Alkisah di sebuah negara yang dikenal sangat lucu terdapat sebuah sistem tata negara dan tata masyarakat layaknya di banyak negara lain. Pemerintahannya mengadopsi pemisahan kekuasaan eksekutif, legislatif, dan yudikatif, sementara masyarakatnya kaya akan sistem adat dan norma tradisional serta diperkuat dengan nilai keagamaan yang kental –yang meskipun terus didera angin perubahan tapi tetap eksis. Negara ini dianggap lucu karena banyak hal. Lucu, karena berlimpah sumber dayanya tapi lebih dari setengah rakyatnya hidup miskin. Lucu, karena luas wilayahnya sama sekali tidak sebanding dengan pengaruhnya di dunia. Lucu, karena banyak penduduknya tapi kacau pengelolaannya.
Ambil saja contoh kejadian lucu nan heboh yang belum lama terjadi disana. Kejadian ini merupakan ilustrasi yang cukup luas sebenarnya karena sedikit-banyak merangkum komedi yang sedang terjadi di negara itu.

◆ Perintah Tugas: Lanjutkan kutipan tentang negara yang dikenal sangat lucu itu, mulai setelah kalimat terakhirnya. Materi berikut tidak berhubungan dengan kutipan di atas.

◆ Data yang Diberikan:
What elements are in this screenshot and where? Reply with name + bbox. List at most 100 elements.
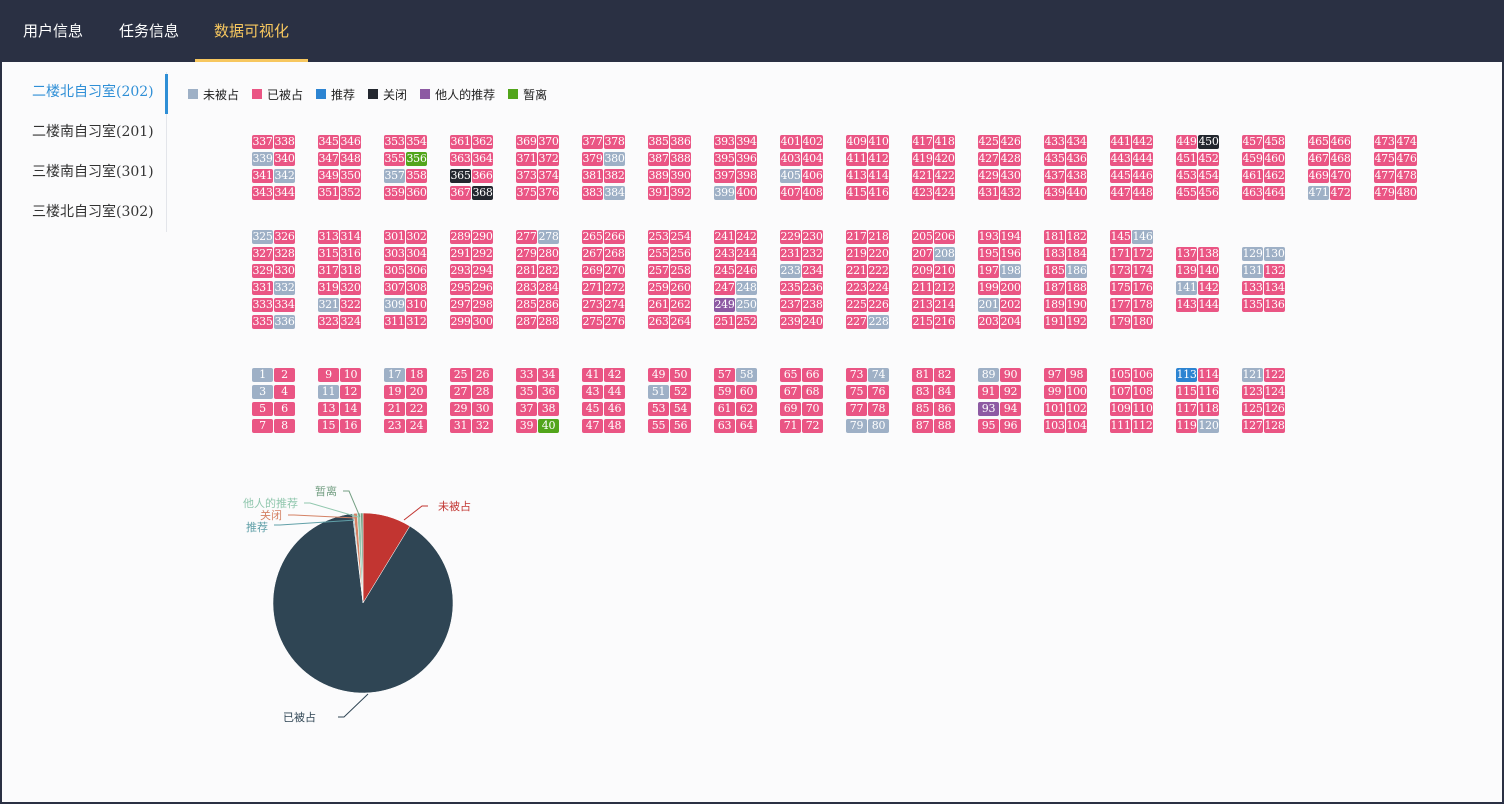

◆ Hasil Tugas:
Sebuah rekaman “panas” (lagi-lagi) beredar di tengah masyarakat. Sebetulnya ini bukan hal yang baru bagi masyarakat itu karena sejak beberapa tahun lalu rekaman-rekaman sejenis sudah sempat beredar juga. Tapi katanya yang kali ini berbeda karena melibatkan pejabat nasional, seorang anggota parlemen tepatnya. Dari satu kejadian ini saja banyak hal-hal lucu yang bisa diamati.
Kelucuan pertama, negara dan masyarakat tersebut selalu bangga dan mengaku beragama. Bahkan seringkali mereka membela mati-matian identitas keagamaannya dengan segala cara. Lucu kan kalau di tengah masyarakat religius menjamur rekaman-rekaman “panas”? Akh, tapi ini mungkin ini cara mereka menerapkan secara riil konsep ’cinta produksi dalam negeri’.
Kelucuan kedua, negara dan masyarakat tersebut juga bangga dengan pelembagaan agama dalam sistem politik dan kenegaraan mereka secara formal, meskipun juga tidak mau terang-terangan mengadopsi sistem negara agama. Lucunya, Departemen Agama di negara itu adalah salah satu departemen paling korup. Lucunya lagi dalam kejadian tadi, salah satu dari dua aktornya adalah (kini mantan) ketua bidang keagamaan dari partai politik terbesar disana.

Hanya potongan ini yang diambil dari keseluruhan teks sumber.